▶ **WRITTEN EXERCISE**
Below are records to repeat exactly. Omit the pictures from the copy.

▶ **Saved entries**
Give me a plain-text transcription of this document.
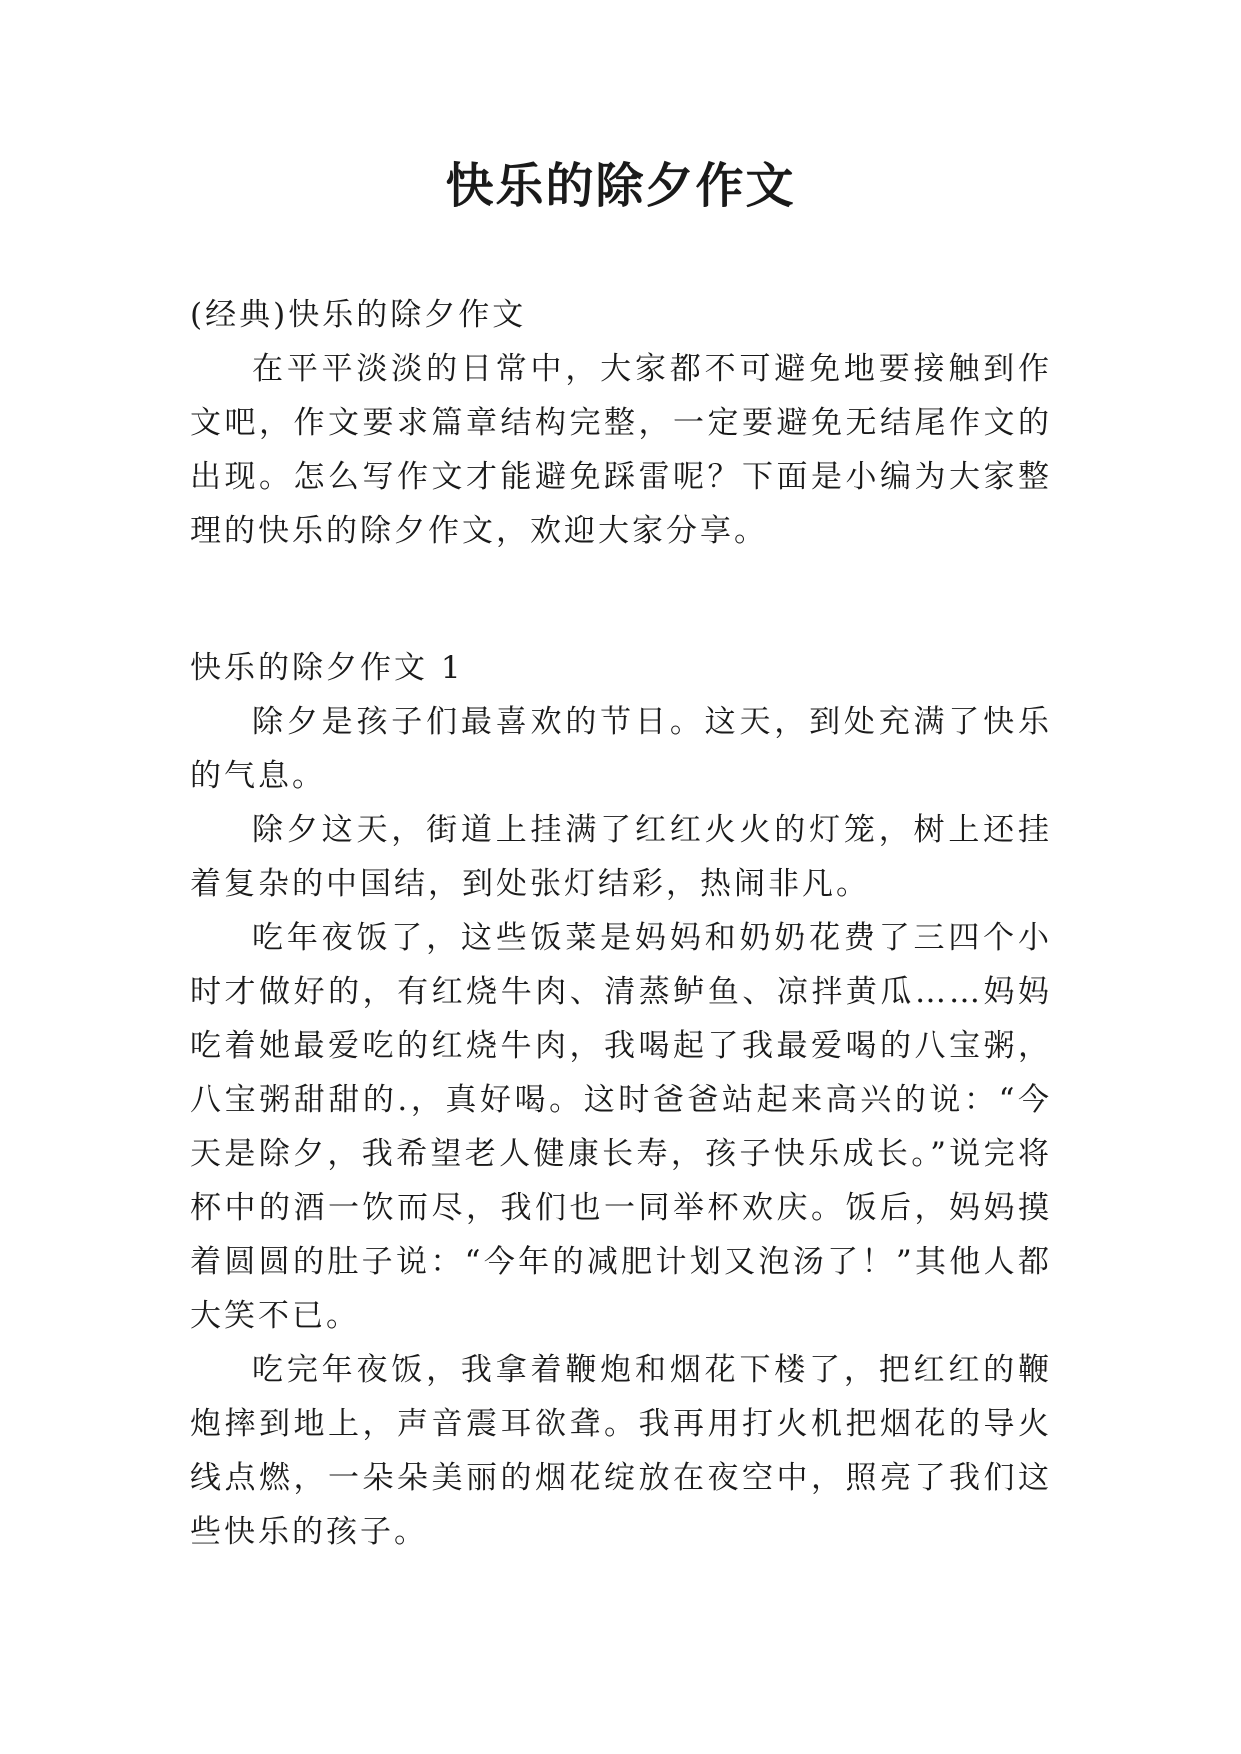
快乐的除夕作文

(经典)快乐的除夕作文

在平平淡淡的日常中，大家都不可避免地要接触到作文吧，作文要求篇章结构完整，一定要避免无结尾作文的出现。怎么写作文才能避免踩雷呢？下面是小编为大家整理的快乐的除夕作文，欢迎大家分享。

快乐的除夕作文 1

除夕是孩子们最喜欢的节日。这天，到处充满了快乐的气息。

除夕这天，街道上挂满了红红火火的灯笼，树上还挂着复杂的中国结，到处张灯结彩，热闹非凡。

吃年夜饭了，这些饭菜是妈妈和奶奶花费了三四个小时才做好的，有红烧牛肉、清蒸鲈鱼、凉拌黄瓜……妈妈吃着她最爱吃的红烧牛肉，我喝起了我最爱喝的八宝粥，八宝粥甜甜的.，真好喝。这时爸爸站起来高兴的说：“今天是除夕，我希望老人健康长寿，孩子快乐成长。”说完将杯中的酒一饮而尽，我们也一同举杯欢庆。饭后，妈妈摸着圆圆的肚子说：“今年的减肥计划又泡汤了！”其他人都大笑不已。

吃完年夜饭，我拿着鞭炮和烟花下楼了，把红红的鞭炮摔到地上，声音震耳欲聋。我再用打火机把烟花的导火线点燃，一朵朵美丽的烟花绽放在夜空中，照亮了我们这些快乐的孩子。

▶ **TASK RESULT**
Give me a plain-text transcription of this document.
快乐的除夕作文

(经典)快乐的除夕作文

在平平淡淡的日常中，大家都不可避免地要接触到作文吧，作文要求篇章结构完整，一定要避免无结尾作文的出现。怎么写作文才能避免踩雷呢？下面是小编为大家整理的快乐的除夕作文，欢迎大家分享。

快乐的除夕作文 1

除夕是孩子们最喜欢的节日。这天，到处充满了快乐的气息。

除夕这天，街道上挂满了红红火火的灯笼，树上还挂着复杂的中国结，到处张灯结彩，热闹非凡。

吃年夜饭了，这些饭菜是妈妈和奶奶花费了三四个小时才做好的，有红烧牛肉、清蒸鲈鱼、凉拌黄瓜……妈妈吃着她最爱吃的红烧牛肉，我喝起了我最爱喝的八宝粥，八宝粥甜甜的.，真好喝。这时爸爸站起来高兴的说：“今天是除夕，我希望老人健康长寿，孩子快乐成长。”说完将杯中的酒一饮而尽，我们也一同举杯欢庆。饭后，妈妈摸着圆圆的肚子说：“今年的减肥计划又泡汤了！”其他人都大笑不已。

吃完年夜饭，我拿着鞭炮和烟花下楼了，把红红的鞭炮摔到地上，声音震耳欲聋。我再用打火机把烟花的导火线点燃，一朵朵美丽的烟花绽放在夜空中，照亮了我们这些快乐的孩子。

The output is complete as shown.